» **Objective**: Retype the material that follows, keeping every word as it is.

» **Input material**:
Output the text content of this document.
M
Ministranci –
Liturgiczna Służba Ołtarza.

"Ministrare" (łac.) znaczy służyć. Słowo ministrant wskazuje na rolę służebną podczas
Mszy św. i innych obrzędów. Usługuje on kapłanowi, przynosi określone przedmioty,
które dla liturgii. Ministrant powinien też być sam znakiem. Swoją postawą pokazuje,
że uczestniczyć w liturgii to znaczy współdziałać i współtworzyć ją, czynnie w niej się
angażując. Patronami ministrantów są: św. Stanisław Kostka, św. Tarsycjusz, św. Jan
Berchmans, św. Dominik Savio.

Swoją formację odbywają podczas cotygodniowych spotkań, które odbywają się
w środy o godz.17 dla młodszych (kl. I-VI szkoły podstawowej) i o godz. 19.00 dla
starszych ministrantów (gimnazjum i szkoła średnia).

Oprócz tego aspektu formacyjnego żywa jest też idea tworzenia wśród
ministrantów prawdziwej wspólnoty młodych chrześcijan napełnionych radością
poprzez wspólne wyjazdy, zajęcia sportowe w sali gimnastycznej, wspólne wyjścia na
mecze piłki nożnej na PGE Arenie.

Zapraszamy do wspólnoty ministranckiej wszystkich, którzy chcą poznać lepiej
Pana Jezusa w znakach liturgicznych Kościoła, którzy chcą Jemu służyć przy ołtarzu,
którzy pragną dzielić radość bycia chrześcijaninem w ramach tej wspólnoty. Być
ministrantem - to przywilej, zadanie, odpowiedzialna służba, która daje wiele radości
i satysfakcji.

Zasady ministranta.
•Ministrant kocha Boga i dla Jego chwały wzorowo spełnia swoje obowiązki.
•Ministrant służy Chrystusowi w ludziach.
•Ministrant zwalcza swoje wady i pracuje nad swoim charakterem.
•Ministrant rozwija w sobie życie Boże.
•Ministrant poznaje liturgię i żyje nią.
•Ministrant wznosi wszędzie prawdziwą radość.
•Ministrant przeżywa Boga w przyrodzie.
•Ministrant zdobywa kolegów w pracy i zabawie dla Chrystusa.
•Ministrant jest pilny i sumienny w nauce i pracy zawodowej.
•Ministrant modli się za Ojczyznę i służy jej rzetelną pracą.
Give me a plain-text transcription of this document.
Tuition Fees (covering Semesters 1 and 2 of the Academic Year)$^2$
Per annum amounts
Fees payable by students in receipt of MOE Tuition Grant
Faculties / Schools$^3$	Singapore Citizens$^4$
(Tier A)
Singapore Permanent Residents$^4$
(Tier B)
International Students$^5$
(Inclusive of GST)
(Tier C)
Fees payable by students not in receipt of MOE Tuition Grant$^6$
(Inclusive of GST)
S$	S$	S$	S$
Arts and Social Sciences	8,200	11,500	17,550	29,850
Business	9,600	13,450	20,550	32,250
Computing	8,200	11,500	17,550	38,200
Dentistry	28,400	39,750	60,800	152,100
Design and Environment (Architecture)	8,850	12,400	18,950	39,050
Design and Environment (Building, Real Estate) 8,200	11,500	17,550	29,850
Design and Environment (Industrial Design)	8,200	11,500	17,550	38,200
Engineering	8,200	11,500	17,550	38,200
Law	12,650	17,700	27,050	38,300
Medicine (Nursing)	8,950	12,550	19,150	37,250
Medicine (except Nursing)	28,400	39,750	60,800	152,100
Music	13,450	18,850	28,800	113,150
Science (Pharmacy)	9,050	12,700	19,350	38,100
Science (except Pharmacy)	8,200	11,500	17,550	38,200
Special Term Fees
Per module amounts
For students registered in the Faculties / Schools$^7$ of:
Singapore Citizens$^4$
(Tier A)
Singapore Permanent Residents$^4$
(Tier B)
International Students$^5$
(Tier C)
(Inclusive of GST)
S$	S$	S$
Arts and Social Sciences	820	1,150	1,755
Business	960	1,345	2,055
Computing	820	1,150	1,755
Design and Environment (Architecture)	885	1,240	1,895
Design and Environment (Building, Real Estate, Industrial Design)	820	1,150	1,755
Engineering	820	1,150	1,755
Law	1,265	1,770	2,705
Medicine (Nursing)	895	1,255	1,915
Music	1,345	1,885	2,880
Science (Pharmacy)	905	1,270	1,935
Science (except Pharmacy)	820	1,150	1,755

» **Reply**:
Output the text content of this document.
M
Ministranci –
Liturgiczna Służba Ołtarza.

"Ministrare" (łac.) znaczy służyć. Słowo ministrant wskazuje na rolę służebną podczas
Mszy św. i innych obrzędów. Usługuje on kapłanowi, przynosi określone przedmioty,
które dla liturgii. Ministrant powinien też być sam znakiem. Swoją postawą pokazuje,
że uczestniczyć w liturgii to znaczy współdziałać i współtworzyć ją, czynnie w niej się
angażując. Patronami ministrantów są: św. Stanisław Kostka, św. Tarsycjusz, św. Jan
Berchmans, św. Dominik Savio.

Swoją formację odbywają podczas cotygodniowych spotkań, które odbywają się
w środy o godz.17 dla młodszych (kl. I-VI szkoły podstawowej) i o godz. 19.00 dla
starszych ministrantów (gimnazjum i szkoła średnia).

Oprócz tego aspektu formacyjnego żywa jest też idea tworzenia wśród
ministrantów prawdziwej wspólnoty młodych chrześcijan napełnionych radością
poprzez wspólne wyjazdy, zajęcia sportowe w sali gimnastycznej, wspólne wyjścia na
mecze piłki nożnej na PGE Arenie.

Zapraszamy do wspólnoty ministranckiej wszystkich, którzy chcą poznać lepiej
Pana Jezusa w znakach liturgicznych Kościoła, którzy chcą Jemu służyć przy ołtarzu,
którzy pragną dzielić radość bycia chrześcijaninem w ramach tej wspólnoty. Być
ministrantem - to przywilej, zadanie, odpowiedzialna służba, która daje wiele radości
i satysfakcji.

Zasady ministranta.
•Ministrant kocha Boga i dla Jego chwały wzorowo spełnia swoje obowiązki.
•Ministrant służy Chrystusowi w ludziach.
•Ministrant zwalcza swoje wady i pracuje nad swoim charakterem.
•Ministrant rozwija w sobie życie Boże.
•Ministrant poznaje liturgię i żyje nią.
•Ministrant wznosi wszędzie prawdziwą radość.
•Ministrant przeżywa Boga w przyrodzie.
•Ministrant zdobywa kolegów w pracy i zabawie dla Chrystusa.
•Ministrant jest pilny i sumienny w nauce i pracy zawodowej.
•Ministrant modli się za Ojczyznę i służy jej rzetelną pracą.
Give me a plain-text transcription of this document.
Tuition Fees (covering Semesters 1 and 2 of the Academic Year)$^2$
Per annum amounts
Fees payable by students in receipt of MOE Tuition Grant
Faculties / Schools$^3$	Singapore Citizens$^4$
(Tier A)
Singapore Permanent Residents$^4$
(Tier B)
International Students$^5$
(Inclusive of GST)
(Tier C)
Fees payable by students not in receipt of MOE Tuition Grant$^6$
(Inclusive of GST)
S$	S$	S$	S$
Arts and Social Sciences	8,200	11,500	17,550	29,850
Business	9,600	13,450	20,550	32,250
Computing	8,200	11,500	17,550	38,200
Dentistry	28,400	39,750	60,800	152,100
Design and Environment (Architecture)	8,850	12,400	18,950	39,050
Design and Environment (Building, Real Estate) 8,200	11,500	17,550	29,850
Design and Environment (Industrial Design)	8,200	11,500	17,550	38,200
Engineering	8,200	11,500	17,550	38,200
Law	12,650	17,700	27,050	38,300
Medicine (Nursing)	8,950	12,550	19,150	37,250
Medicine (except Nursing)	28,400	39,750	60,800	152,100
Music	13,450	18,850	28,800	113,150
Science (Pharmacy)	9,050	12,700	19,350	38,100
Science (except Pharmacy)	8,200	11,500	17,550	38,200
Special Term Fees
Per module amounts
For students registered in the Faculties / Schools$^7$ of:
Singapore Citizens$^4$
(Tier A)
Singapore Permanent Residents$^4$
(Tier B)
International Students$^5$
(Tier C)
(Inclusive of GST)
S$	S$	S$
Arts and Social Sciences	820	1,150	1,755
Business	960	1,345	2,055
Computing	820	1,150	1,755
Design and Environment (Architecture)	885	1,240	1,895
Design and Environment (Building, Real Estate, Industrial Design)	820	1,150	1,755
Engineering	820	1,150	1,755
Law	1,265	1,770	2,705
Medicine (Nursing)	895	1,255	1,915
Music	1,345	1,885	2,880
Science (Pharmacy)	905	1,270	1,935
Science (except Pharmacy)	820	1,150	1,755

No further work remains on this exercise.